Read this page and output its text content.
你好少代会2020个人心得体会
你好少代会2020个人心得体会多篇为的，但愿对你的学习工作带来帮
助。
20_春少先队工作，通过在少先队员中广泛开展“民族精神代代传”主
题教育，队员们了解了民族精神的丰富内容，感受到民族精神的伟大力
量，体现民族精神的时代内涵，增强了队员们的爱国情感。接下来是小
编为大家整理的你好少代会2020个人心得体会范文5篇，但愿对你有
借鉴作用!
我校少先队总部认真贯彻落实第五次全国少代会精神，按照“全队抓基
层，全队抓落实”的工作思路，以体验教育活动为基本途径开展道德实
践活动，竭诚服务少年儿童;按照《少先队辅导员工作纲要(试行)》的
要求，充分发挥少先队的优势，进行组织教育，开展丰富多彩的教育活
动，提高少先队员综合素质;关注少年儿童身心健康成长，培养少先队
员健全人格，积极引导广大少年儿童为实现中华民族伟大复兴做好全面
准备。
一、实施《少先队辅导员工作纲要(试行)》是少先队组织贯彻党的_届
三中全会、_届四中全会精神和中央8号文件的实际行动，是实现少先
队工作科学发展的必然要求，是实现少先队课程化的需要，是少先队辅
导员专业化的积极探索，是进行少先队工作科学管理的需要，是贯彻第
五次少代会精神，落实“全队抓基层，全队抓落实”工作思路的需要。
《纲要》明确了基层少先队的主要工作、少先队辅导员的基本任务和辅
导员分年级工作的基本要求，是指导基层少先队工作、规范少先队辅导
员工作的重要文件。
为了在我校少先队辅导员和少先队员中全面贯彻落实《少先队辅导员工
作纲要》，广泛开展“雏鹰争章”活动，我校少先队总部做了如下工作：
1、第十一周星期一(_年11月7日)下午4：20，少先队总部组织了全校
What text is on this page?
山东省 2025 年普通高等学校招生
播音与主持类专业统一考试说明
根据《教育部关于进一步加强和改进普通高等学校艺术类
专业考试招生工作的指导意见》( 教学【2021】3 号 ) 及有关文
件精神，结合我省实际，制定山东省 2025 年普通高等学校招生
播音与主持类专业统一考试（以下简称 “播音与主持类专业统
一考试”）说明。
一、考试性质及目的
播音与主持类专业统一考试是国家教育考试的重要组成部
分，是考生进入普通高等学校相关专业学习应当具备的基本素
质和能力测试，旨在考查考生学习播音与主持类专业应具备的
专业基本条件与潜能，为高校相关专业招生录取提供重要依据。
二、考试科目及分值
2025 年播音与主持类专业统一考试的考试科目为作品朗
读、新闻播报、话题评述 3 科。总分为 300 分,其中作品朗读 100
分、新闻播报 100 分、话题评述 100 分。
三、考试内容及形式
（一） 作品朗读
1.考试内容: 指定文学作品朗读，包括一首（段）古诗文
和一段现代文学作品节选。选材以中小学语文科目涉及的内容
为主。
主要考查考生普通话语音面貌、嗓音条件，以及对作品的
---
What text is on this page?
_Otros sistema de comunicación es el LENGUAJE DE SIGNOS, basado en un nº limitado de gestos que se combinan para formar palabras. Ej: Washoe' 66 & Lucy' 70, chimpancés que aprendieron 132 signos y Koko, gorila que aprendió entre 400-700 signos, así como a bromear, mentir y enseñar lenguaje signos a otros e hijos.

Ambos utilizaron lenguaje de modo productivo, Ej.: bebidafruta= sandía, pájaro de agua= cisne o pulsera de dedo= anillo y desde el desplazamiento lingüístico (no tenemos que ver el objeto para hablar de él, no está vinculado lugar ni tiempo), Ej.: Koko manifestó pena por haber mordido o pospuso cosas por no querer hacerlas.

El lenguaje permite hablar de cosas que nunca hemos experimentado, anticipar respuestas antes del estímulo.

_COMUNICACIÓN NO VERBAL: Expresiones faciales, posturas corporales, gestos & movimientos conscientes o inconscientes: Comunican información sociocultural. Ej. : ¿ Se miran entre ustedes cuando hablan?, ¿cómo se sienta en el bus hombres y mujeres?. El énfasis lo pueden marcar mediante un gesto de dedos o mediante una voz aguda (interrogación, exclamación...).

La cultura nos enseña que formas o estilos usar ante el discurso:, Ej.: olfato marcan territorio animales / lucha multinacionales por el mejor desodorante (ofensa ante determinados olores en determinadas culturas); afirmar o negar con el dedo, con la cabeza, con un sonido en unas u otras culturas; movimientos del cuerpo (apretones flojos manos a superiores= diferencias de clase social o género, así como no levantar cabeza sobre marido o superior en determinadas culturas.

EXERCISE DETAILS: Copy all lines from the material that contain "Koko".

RESPONSE BELOW:
_Otros sistema de comunicación es el LENGUAJE DE SIGNOS, basado en un nº limitado de gestos que se combinan para formar palabras. Ej: Washoe' 66 & Lucy' 70, chimpancés que aprendieron 132 signos y Koko, gorila que aprendió entre 400-700 signos, así como a bromear, mentir y enseñar lenguaje signos a otros e hijos.
Ambos utilizaron lenguaje de modo productivo, Ej.: bebidafruta= sandía, pájaro de agua= cisne o pulsera de dedo= anillo y desde el desplazamiento lingüístico (no tenemos que ver el objeto para hablar de él, no está vinculado lugar ni tiempo), Ej.: Koko manifestó pena por haber mordido o pospuso cosas por no querer hacerlas.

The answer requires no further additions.